## [What is needed]
Repeat the listing word for word. No pictures belong in the copy.

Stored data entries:
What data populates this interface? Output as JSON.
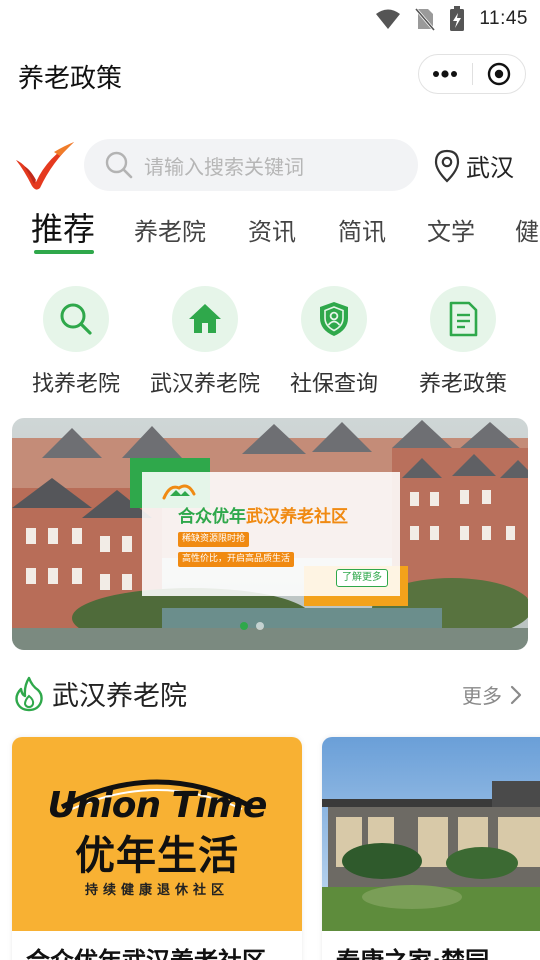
{
  "status_bar": {
    "time": "11:45",
    "icons": [
      "wifi-icon",
      "no-sim-icon",
      "battery-charging-icon"
    ]
  },
  "header": {
    "title": "养老政策",
    "menu_icon": "more-dots-icon",
    "close_icon": "target-circle-icon"
  },
  "search": {
    "placeholder": "请输入搜索关键词",
    "location": "武汉"
  },
  "tabs": [
    {
      "label": "推荐",
      "active": true
    },
    {
      "label": "养老院"
    },
    {
      "label": "资讯"
    },
    {
      "label": "简讯"
    },
    {
      "label": "文学"
    },
    {
      "label": "健"
    }
  ],
  "quick_entries": [
    {
      "label": "找养老院",
      "icon": "search-icon"
    },
    {
      "label": "武汉养老院",
      "icon": "home-icon"
    },
    {
      "label": "社保查询",
      "icon": "shield-user-icon"
    },
    {
      "label": "养老政策",
      "icon": "document-icon"
    }
  ],
  "banner": {
    "title_prefix": "合众优年",
    "title_highlight": "武汉养老社区",
    "tag1": "稀缺资源限时抢",
    "tag2": "高性价比，开启高品质生活",
    "more": "了解更多",
    "slide_count": 2,
    "active_slide": 1
  },
  "section": {
    "title": "武汉养老院",
    "more": "更多"
  },
  "cards": [
    {
      "name": "合众优年武汉养老社区",
      "logo_en": "Union Time",
      "logo_cn": "优年生活",
      "logo_sub": "持续健康退休社区"
    },
    {
      "name": "泰康之家·楚园"
    }
  ],
  "colors": {
    "accent": "#2fa84b",
    "accent_light": "#e6f5e9",
    "orange": "#f08a12",
    "card_yellow": "#f8b133"
  }
}
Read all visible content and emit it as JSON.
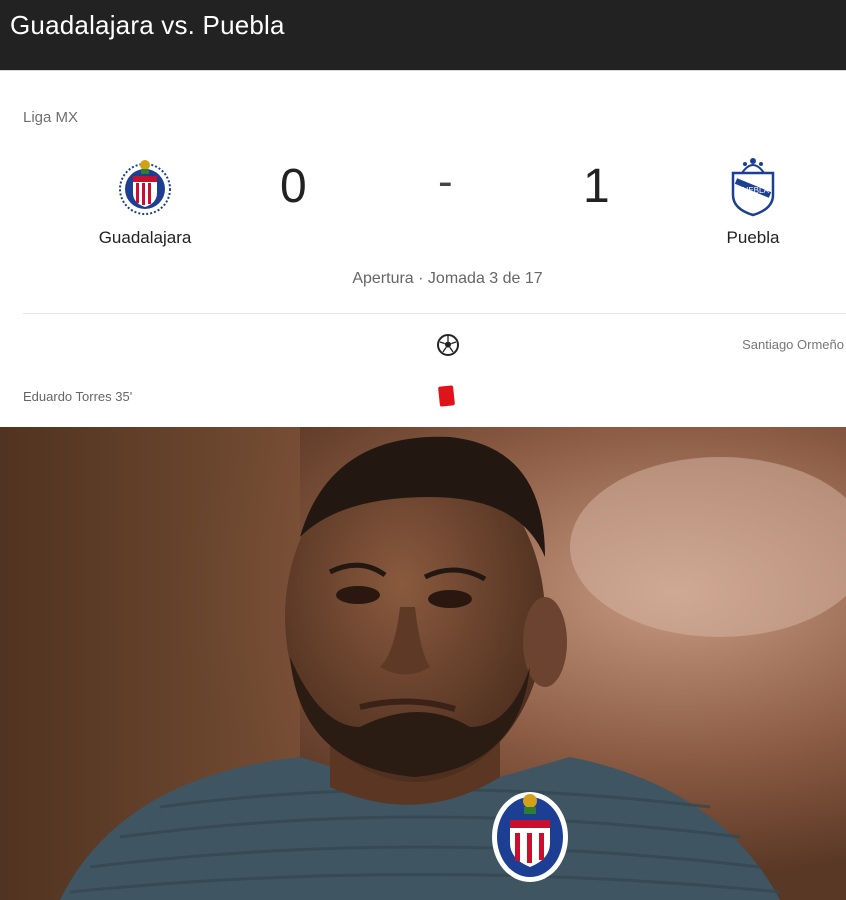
{
  "header": {
    "title": "Guadalajara vs. Puebla"
  },
  "match": {
    "league": "Liga MX",
    "home_team": "Guadalajara",
    "away_team": "Puebla",
    "home_score": "0",
    "score_separator": "-",
    "away_score": "1",
    "round_info": "Apertura · Jomada 3 de 17"
  },
  "events": {
    "goal_icon": "soccer-ball-icon",
    "goal_player_away": "Santiago Ormeño",
    "red_card_icon": "red-card-icon",
    "red_card_player_home": "Eduardo Torres 35'"
  },
  "colors": {
    "header_bg": "#222222",
    "red_card": "#e0121a",
    "chivas_red": "#c8102e",
    "chivas_blue": "#1c3f94"
  }
}
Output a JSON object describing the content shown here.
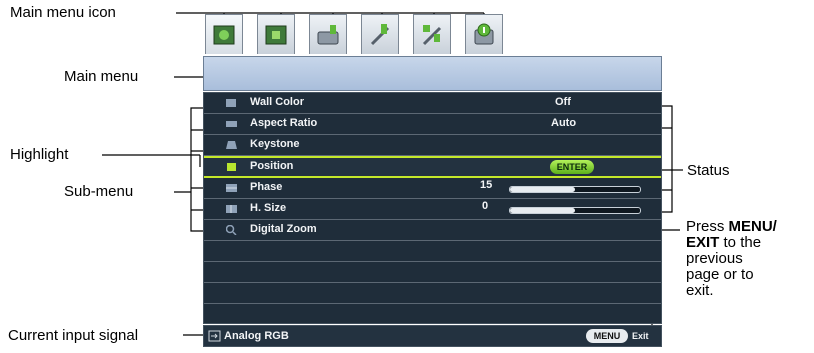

## [Task output]
What data populates this interface? Output as JSON.
{
  "status_bar": {
    "time": "11:45",
    "icons": [
      "wifi-icon",
      "no-sim-icon",
      "battery-charging-icon"
    ]
  },
  "header": {
    "title": "养老政策",
    "menu_icon": "more-dots-icon",
    "close_icon": "target-circle-icon"
  },
  "search": {
    "placeholder": "请输入搜索关键词",
    "location": "武汉"
  },
  "tabs": [
    {
      "label": "推荐",
      "active": true
    },
    {
      "label": "养老院"
    },
    {
      "label": "资讯"
    },
    {
      "label": "简讯"
    },
    {
      "label": "文学"
    },
    {
      "label": "健"
    }
  ],
  "quick_entries": [
    {
      "label": "找养老院",
      "icon": "search-icon"
    },
    {
      "label": "武汉养老院",
      "icon": "home-icon"
    },
    {
      "label": "社保查询",
      "icon": "shield-user-icon"
    },
    {
      "label": "养老政策",
      "icon": "document-icon"
    }
  ],
  "banner": {
    "title_prefix": "合众优年",
    "title_highlight": "武汉养老社区",
    "tag1": "稀缺资源限时抢",
    "tag2": "高性价比，开启高品质生活",
    "more": "了解更多",
    "slide_count": 2,
    "active_slide": 1
  },
  "section": {
    "title": "武汉养老院",
    "more": "更多"
  },
  "cards": [
    {
      "name": "合众优年武汉养老社区",
      "logo_en": "Union Time",
      "logo_cn": "优年生活",
      "logo_sub": "持续健康退休社区"
    },
    {
      "name": "泰康之家·楚园"
    }
  ],
  "colors": {
    "accent": "#2fa84b",
    "accent_light": "#e6f5e9",
    "orange": "#f08a12",
    "card_yellow": "#f8b133"
  }
}
Read all visible content and emit it as JSON.
{
  "header": {
    "title": "Guadalajara vs. Puebla"
  },
  "match": {
    "league": "Liga MX",
    "home_team": "Guadalajara",
    "away_team": "Puebla",
    "home_score": "0",
    "score_separator": "-",
    "away_score": "1",
    "round_info": "Apertura · Jomada 3 de 17"
  },
  "events": {
    "goal_icon": "soccer-ball-icon",
    "goal_player_away": "Santiago Ormeño",
    "red_card_icon": "red-card-icon",
    "red_card_player_home": "Eduardo Torres 35'"
  },
  "colors": {
    "header_bg": "#222222",
    "red_card": "#e0121a",
    "chivas_red": "#c8102e",
    "chivas_blue": "#1c3f94"
  }
}
Output a JSON object describing the content shown here.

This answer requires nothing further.